* start Provided data *

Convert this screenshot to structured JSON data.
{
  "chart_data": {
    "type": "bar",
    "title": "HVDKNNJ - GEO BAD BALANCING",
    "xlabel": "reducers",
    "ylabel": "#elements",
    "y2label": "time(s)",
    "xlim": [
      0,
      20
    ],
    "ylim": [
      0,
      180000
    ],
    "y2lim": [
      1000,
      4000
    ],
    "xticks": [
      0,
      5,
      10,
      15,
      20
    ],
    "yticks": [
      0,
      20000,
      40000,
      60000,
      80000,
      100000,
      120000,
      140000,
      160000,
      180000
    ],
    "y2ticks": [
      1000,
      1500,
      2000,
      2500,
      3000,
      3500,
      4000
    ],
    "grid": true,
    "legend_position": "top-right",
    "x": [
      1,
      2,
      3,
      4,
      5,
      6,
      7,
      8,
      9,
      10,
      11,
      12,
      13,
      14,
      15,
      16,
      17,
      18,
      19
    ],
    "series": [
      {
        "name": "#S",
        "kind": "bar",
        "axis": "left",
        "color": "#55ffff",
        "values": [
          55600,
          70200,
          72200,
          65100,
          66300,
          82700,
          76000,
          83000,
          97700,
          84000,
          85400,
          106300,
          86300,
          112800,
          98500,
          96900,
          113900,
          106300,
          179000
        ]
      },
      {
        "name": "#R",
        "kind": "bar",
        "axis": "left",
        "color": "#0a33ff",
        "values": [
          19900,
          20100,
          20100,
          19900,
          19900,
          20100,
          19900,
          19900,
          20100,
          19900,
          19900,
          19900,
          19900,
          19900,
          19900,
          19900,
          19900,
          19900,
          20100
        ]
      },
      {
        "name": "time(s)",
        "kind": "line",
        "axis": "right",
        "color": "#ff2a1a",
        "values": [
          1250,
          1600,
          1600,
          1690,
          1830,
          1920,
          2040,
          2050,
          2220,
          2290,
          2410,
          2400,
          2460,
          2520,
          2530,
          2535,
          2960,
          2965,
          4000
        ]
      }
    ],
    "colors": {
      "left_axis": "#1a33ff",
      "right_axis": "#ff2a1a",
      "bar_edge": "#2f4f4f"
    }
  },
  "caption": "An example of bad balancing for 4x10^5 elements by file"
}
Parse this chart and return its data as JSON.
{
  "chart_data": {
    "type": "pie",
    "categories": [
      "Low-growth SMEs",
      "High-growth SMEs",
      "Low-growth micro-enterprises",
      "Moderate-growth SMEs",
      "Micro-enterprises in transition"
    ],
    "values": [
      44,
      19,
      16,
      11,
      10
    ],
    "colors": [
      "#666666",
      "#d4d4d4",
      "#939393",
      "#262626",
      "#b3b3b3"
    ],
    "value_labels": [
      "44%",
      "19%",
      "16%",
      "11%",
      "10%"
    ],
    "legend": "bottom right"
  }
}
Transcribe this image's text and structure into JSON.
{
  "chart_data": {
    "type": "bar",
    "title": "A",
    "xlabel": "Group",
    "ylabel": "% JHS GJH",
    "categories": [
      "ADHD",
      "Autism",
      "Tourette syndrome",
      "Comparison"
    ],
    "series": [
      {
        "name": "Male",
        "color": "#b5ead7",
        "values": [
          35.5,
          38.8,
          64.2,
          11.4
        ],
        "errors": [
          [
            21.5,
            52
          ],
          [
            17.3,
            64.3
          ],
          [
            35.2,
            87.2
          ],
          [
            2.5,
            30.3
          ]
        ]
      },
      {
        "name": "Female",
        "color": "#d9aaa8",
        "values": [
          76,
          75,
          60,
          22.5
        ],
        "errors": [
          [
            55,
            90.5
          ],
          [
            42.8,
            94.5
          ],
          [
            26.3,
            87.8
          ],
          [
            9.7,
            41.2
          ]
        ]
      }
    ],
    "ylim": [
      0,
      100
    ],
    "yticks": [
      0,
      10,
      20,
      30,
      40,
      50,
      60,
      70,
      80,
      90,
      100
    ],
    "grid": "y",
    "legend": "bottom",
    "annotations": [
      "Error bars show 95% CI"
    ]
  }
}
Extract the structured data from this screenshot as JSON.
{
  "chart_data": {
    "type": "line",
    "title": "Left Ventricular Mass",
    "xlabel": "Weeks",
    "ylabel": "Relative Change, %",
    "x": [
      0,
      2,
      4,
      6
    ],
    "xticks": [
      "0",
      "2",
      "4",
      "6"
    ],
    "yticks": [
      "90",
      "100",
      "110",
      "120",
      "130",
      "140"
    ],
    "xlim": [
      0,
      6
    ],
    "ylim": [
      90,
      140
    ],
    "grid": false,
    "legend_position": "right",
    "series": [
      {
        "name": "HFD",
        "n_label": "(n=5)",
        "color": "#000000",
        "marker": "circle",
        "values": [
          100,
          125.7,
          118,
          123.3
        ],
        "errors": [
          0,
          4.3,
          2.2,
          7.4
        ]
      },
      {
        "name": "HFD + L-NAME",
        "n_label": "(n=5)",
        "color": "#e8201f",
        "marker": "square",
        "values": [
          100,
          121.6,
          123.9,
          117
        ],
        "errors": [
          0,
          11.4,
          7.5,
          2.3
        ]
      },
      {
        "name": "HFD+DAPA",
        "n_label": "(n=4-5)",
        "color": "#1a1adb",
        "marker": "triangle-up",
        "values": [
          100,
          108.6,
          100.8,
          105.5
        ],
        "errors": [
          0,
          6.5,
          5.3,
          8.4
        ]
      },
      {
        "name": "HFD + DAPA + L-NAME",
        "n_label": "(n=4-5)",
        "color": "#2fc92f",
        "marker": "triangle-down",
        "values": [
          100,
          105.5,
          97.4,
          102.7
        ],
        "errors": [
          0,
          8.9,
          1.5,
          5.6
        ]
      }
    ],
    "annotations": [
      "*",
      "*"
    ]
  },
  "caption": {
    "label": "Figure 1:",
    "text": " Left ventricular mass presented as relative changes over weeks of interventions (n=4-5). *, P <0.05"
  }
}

* end Provided data *

Copy exactly, word for word, the line with "Extract the structured" through the final line of the listing.

### Task answer
Extract the structured data from this screenshot as JSON.
{
  "chart_data": {
    "type": "line",
    "title": "Left Ventricular Mass",
    "xlabel": "Weeks",
    "ylabel": "Relative Change, %",
    "x": [
      0,
      2,
      4,
      6
    ],
    "xticks": [
      "0",
      "2",
      "4",
      "6"
    ],
    "yticks": [
      "90",
      "100",
      "110",
      "120",
      "130",
      "140"
    ],
    "xlim": [
      0,
      6
    ],
    "ylim": [
      90,
      140
    ],
    "grid": false,
    "legend_position": "right",
    "series": [
      {
        "name": "HFD",
        "n_label": "(n=5)",
        "color": "#000000",
        "marker": "circle",
        "values": [
          100,
          125.7,
          118,
          123.3
        ],
        "errors": [
          0,
          4.3,
          2.2,
          7.4
        ]
      },
      {
        "name": "HFD + L-NAME",
        "n_label": "(n=5)",
        "color": "#e8201f",
        "marker": "square",
        "values": [
          100,
          121.6,
          123.9,
          117
        ],
        "errors": [
          0,
          11.4,
          7.5,
          2.3
        ]
      },
      {
        "name": "HFD+DAPA",
        "n_label": "(n=4-5)",
        "color": "#1a1adb",
        "marker": "triangle-up",
        "values": [
          100,
          108.6,
          100.8,
          105.5
        ],
        "errors": [
          0,
          6.5,
          5.3,
          8.4
        ]
      },
      {
        "name": "HFD + DAPA + L-NAME",
        "n_label": "(n=4-5)",
        "color": "#2fc92f",
        "marker": "triangle-down",
        "values": [
          100,
          105.5,
          97.4,
          102.7
        ],
        "errors": [
          0,
          8.9,
          1.5,
          5.6
        ]
      }
    ],
    "annotations": [
      "*",
      "*"
    ]
  },
  "caption": {
    "label": "Figure 1:",
    "text": " Left ventricular mass presented as relative changes over weeks of interventions (n=4-5). *, P <0.05"
  }
}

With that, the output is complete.